***** RAW RECORDS
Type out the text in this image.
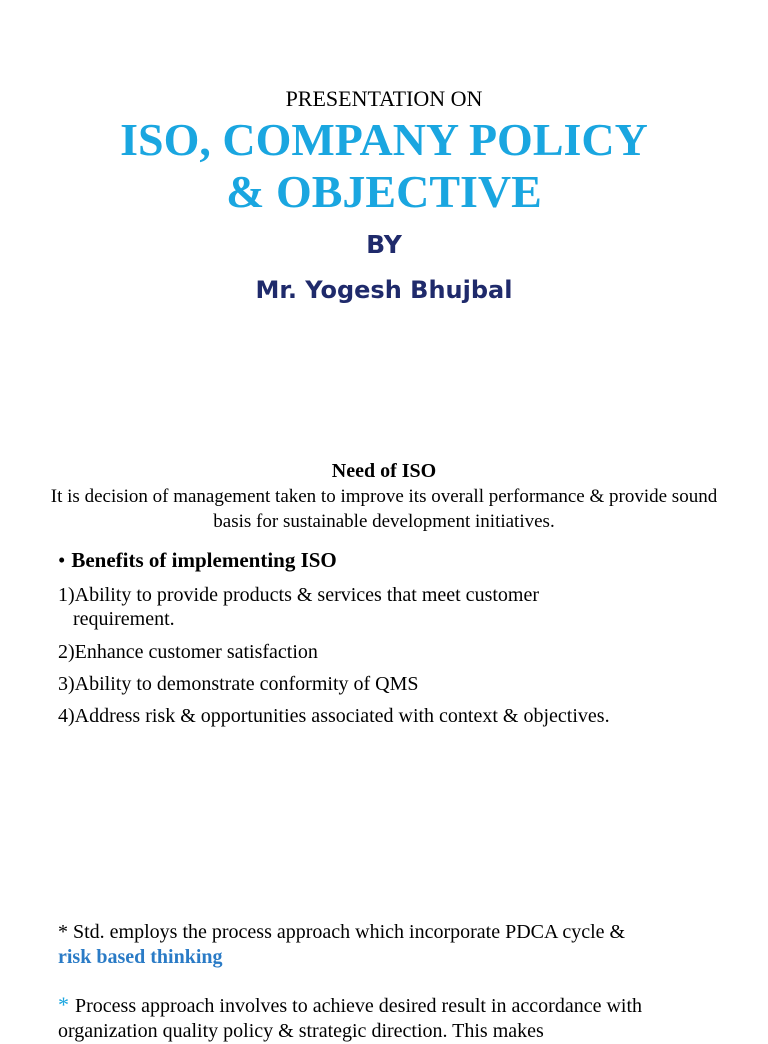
PRESENTATION ON
ISO, COMPANY POLICY
& OBJECTIVE
BY
Mr. Yogesh Bhujbal
Need of ISO
It is decision of management taken to improve its overall performance & provide sound basis for sustainable development initiatives.
• Benefits of implementing ISO
1)Ability to provide products & services that meet customer
requirement.
2)Enhance customer satisfaction
3)Ability to demonstrate conformity of QMS
4)Address risk & opportunities associated with context & objectives.
* Std. employs the process approach which incorporate PDCA cycle &
risk based thinking
* Process approach involves to achieve desired result in accordance with organization quality policy & strategic direction. This makes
**********
WHAT YOU WILL DO – Return each line from the material above exactly, but not the pictures.

RESPONSE –
Type out the text in this image.
PRESENTATION ON
ISO, COMPANY POLICY
& OBJECTIVE
BY
Mr. Yogesh Bhujbal
Need of ISO
It is decision of management taken to improve its overall performance & provide sound basis for sustainable development initiatives.
• Benefits of implementing ISO
1)Ability to provide products & services that meet customer
requirement.
2)Enhance customer satisfaction
3)Ability to demonstrate conformity of QMS
4)Address risk & opportunities associated with context & objectives.
* Std. employs the process approach which incorporate PDCA cycle &
risk based thinking
* Process approach involves to achieve desired result in accordance with organization quality policy & strategic direction. This makes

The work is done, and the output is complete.